| Aim of the exercise |
Reproduce the entire listing word for word.

— Begin The data —

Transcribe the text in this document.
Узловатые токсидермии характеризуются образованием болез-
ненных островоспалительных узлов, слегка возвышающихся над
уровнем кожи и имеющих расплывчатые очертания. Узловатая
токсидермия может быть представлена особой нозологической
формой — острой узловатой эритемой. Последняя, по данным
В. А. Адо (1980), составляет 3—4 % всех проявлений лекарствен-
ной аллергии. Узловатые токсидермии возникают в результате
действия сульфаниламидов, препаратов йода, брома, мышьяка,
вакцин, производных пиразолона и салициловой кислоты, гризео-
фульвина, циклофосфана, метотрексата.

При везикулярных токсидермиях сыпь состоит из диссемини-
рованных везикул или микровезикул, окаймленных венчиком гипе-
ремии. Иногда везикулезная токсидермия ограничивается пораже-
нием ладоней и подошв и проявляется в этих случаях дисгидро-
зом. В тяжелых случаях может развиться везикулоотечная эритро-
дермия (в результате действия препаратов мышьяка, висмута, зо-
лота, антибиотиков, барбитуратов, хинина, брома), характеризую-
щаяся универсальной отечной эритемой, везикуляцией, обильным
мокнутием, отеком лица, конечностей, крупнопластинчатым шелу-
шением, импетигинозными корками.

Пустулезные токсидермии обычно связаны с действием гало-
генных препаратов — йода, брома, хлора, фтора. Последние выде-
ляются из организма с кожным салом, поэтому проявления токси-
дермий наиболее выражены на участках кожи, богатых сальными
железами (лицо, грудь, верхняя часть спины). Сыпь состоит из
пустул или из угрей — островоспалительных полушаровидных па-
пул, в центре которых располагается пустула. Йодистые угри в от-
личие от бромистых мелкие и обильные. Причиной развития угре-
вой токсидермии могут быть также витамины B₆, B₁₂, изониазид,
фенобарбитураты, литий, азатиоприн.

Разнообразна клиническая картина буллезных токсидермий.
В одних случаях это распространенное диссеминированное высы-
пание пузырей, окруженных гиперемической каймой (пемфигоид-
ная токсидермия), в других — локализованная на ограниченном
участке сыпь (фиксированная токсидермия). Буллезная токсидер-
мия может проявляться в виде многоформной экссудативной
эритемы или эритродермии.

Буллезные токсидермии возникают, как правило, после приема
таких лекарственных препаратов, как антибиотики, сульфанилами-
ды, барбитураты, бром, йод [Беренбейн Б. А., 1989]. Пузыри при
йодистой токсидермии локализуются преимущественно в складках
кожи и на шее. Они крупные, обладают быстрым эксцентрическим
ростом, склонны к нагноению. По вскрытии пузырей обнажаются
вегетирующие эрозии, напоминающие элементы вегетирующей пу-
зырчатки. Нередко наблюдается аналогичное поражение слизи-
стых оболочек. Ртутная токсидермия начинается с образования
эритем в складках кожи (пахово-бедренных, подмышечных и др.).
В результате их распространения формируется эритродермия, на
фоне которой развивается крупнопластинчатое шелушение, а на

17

— End The data —

| The solution |
Transcribe the text in this document.
Узловатые токсидермии характеризуются образованием болез-
ненных островоспалительных узлов, слегка возвышающихся над
уровнем кожи и имеющих расплывчатые очертания. Узловатая
токсидермия может быть представлена особой нозологической
формой — острой узловатой эритемой. Последняя, по данным
В. А. Адо (1980), составляет 3—4 % всех проявлений лекарствен-
ной аллергии. Узловатые токсидермии возникают в результате
действия сульфаниламидов, препаратов йода, брома, мышьяка,
вакцин, производных пиразолона и салициловой кислоты, гризео-
фульвина, циклофосфана, метотрексата.

При везикулярных токсидермиях сыпь состоит из диссемини-
рованных везикул или микровезикул, окаймленных венчиком гипе-
ремии. Иногда везикулезная токсидермия ограничивается пораже-
нием ладоней и подошв и проявляется в этих случаях дисгидро-
зом. В тяжелых случаях может развиться везикулоотечная эритро-
дермия (в результате действия препаратов мышьяка, висмута, зо-
лота, антибиотиков, барбитуратов, хинина, брома), характеризую-
щаяся универсальной отечной эритемой, везикуляцией, обильным
мокнутием, отеком лица, конечностей, крупнопластинчатым шелу-
шением, импетигинозными корками.

Пустулезные токсидермии обычно связаны с действием гало-
генных препаратов — йода, брома, хлора, фтора. Последние выде-
ляются из организма с кожным салом, поэтому проявления токси-
дермий наиболее выражены на участках кожи, богатых сальными
железами (лицо, грудь, верхняя часть спины). Сыпь состоит из
пустул или из угрей — островоспалительных полушаровидных па-
пул, в центре которых располагается пустула. Йодистые угри в от-
личие от бромистых мелкие и обильные. Причиной развития угре-
вой токсидермии могут быть также витамины B₆, B₁₂, изониазид,
фенобарбитураты, литий, азатиоприн.

Разнообразна клиническая картина буллезных токсидермий.
В одних случаях это распространенное диссеминированное высы-
пание пузырей, окруженных гиперемической каймой (пемфигоид-
ная токсидермия), в других — локализованная на ограниченном
участке сыпь (фиксированная токсидермия). Буллезная токсидер-
мия может проявляться в виде многоформной экссудативной
эритемы или эритродермии.

Буллезные токсидермии возникают, как правило, после приема
таких лекарственных препаратов, как антибиотики, сульфанилами-
ды, барбитураты, бром, йод [Беренбейн Б. А., 1989]. Пузыри при
йодистой токсидермии локализуются преимущественно в складках
кожи и на шее. Они крупные, обладают быстрым эксцентрическим
ростом, склонны к нагноению. По вскрытии пузырей обнажаются
вегетирующие эрозии, напоминающие элементы вегетирующей пу-
зырчатки. Нередко наблюдается аналогичное поражение слизи-
стых оболочек. Ртутная токсидермия начинается с образования
эритем в складках кожи (пахово-бедренных, подмышечных и др.).
В результате их распространения формируется эритродермия, на
фоне которой развивается крупнопластинчатое шелушение, а на

17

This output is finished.